Source extract:
******
I did it with motivational speeches, music and YouTube videos. Instead of the usual music I would play at work, I played those songs and videos on repeat. Whenever I felt the doubt creeping in, I’d turn it up louder.
Another tip: Play motivational speeches or videos when you work out. It makes it feel like every cell in your body and every single one of your senses is fighting to achieve your goal. It made me feel powerful.
And when a quiet voice inside you asks, “Why not me? If they could do it, why can’t I?” don’t immediately squash it. Turn it up. Say it out loud, even if you feel stupid. Better yet, answer it. Anytime I tried to seriously answer the “Why not me?” question, my answer always sounded ridiculous. Without a valid reason, I knew I needed to push forward. If fear is ever the only thing in my way, it usually means I need to move past it and take a chance. The same goes for you.
3. Get Practical
So much of being successful in any goal is your mindset. You have to believe you can get it done, because if you don’t, every bump in the road will paralyze you. Mindset work is imperative to success.
******
What the exercise asks:
Reproduce the passage on motivation word for word, starting at the words "Another tip: Play" and ending after the words "goes for you.". The dataset entries have no connection to the passage on motivation.

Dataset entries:
******
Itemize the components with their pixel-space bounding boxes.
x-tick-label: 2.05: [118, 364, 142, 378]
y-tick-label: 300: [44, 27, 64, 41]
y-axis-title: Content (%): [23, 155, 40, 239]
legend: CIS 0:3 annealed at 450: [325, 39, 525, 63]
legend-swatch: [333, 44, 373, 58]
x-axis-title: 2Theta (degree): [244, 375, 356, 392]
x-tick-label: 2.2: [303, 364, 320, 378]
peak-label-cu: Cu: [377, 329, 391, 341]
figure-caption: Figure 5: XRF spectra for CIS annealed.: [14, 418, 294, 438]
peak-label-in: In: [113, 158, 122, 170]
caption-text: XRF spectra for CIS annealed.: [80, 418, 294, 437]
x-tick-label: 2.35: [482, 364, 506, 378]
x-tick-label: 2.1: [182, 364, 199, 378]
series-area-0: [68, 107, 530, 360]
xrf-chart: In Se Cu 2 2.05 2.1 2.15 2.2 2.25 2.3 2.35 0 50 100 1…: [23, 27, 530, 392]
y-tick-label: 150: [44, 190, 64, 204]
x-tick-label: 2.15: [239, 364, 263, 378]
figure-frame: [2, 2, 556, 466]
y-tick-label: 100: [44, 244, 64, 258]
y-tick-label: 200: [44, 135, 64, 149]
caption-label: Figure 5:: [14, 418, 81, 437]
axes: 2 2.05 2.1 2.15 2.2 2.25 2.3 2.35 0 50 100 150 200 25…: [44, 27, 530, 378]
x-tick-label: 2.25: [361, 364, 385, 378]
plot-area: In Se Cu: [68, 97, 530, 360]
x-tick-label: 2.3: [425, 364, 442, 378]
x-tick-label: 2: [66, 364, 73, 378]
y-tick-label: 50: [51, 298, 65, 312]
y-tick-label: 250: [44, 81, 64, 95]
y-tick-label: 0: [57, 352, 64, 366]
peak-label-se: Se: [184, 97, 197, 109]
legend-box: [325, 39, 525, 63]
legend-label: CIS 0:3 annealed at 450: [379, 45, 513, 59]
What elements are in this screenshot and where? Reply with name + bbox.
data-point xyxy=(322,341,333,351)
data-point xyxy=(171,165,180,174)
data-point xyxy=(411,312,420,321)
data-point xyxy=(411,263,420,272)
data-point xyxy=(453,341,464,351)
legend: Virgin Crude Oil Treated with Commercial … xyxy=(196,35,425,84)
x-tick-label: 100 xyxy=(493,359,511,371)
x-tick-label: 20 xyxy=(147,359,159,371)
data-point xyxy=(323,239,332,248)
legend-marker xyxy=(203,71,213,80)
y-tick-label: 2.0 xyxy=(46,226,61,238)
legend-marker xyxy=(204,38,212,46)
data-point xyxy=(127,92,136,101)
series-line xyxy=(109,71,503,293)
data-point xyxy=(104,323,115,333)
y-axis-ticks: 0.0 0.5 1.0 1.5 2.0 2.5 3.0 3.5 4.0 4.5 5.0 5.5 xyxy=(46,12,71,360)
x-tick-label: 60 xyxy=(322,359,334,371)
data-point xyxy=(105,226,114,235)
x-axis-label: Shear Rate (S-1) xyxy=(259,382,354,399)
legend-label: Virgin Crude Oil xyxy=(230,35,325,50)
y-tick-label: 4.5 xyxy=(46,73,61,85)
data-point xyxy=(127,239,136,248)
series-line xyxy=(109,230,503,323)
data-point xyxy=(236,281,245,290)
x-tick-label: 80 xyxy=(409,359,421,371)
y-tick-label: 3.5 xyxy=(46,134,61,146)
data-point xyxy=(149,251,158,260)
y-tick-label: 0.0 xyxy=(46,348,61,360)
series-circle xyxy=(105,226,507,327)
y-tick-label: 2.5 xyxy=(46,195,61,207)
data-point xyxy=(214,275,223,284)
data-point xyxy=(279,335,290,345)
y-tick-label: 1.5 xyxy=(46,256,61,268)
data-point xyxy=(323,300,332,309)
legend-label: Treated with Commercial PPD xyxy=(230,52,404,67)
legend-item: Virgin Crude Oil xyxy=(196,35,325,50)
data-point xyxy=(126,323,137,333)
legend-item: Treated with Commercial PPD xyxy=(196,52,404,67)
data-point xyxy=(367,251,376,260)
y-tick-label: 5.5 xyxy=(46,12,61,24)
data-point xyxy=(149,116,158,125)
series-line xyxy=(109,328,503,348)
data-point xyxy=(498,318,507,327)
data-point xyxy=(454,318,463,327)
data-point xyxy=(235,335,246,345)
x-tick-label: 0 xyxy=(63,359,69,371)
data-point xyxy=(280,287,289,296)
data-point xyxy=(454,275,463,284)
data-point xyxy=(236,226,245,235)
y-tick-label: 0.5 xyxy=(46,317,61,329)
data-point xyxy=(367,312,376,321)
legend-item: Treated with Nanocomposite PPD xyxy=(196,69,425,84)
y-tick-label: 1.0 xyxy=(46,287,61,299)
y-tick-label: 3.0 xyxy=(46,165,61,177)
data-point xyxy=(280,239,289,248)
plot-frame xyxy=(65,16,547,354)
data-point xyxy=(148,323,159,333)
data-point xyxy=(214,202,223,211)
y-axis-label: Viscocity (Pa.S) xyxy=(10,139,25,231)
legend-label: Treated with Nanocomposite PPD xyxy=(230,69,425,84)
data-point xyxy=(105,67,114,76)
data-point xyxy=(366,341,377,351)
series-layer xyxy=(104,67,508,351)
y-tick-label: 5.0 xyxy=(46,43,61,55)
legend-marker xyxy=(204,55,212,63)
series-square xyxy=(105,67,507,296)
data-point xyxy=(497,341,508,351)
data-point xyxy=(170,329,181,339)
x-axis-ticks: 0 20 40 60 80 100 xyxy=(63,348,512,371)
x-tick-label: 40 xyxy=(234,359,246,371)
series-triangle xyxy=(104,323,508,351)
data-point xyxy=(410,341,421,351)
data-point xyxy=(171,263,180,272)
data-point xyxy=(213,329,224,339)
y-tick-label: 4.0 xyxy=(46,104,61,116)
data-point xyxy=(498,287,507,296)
******
Written solution:
Another tip: Play motivational speeches or videos when you work out. It makes it feel like every cell in your body and every single one of your senses is fighting to achieve your goal. It made me feel powerful.
And when a quiet voice inside you asks, “Why not me? If they could do it, why can’t I?” don’t immediately squash it. Turn it up. Say it out loud, even if you feel stupid. Better yet, answer it. Anytime I tried to seriously answer the “Why not me?” question, my answer always sounded ridiculous. Without a valid reason, I knew I needed to push forward. If fear is ever the only thing in my way, it usually means I need to move past it and take a chance. The same goes for you.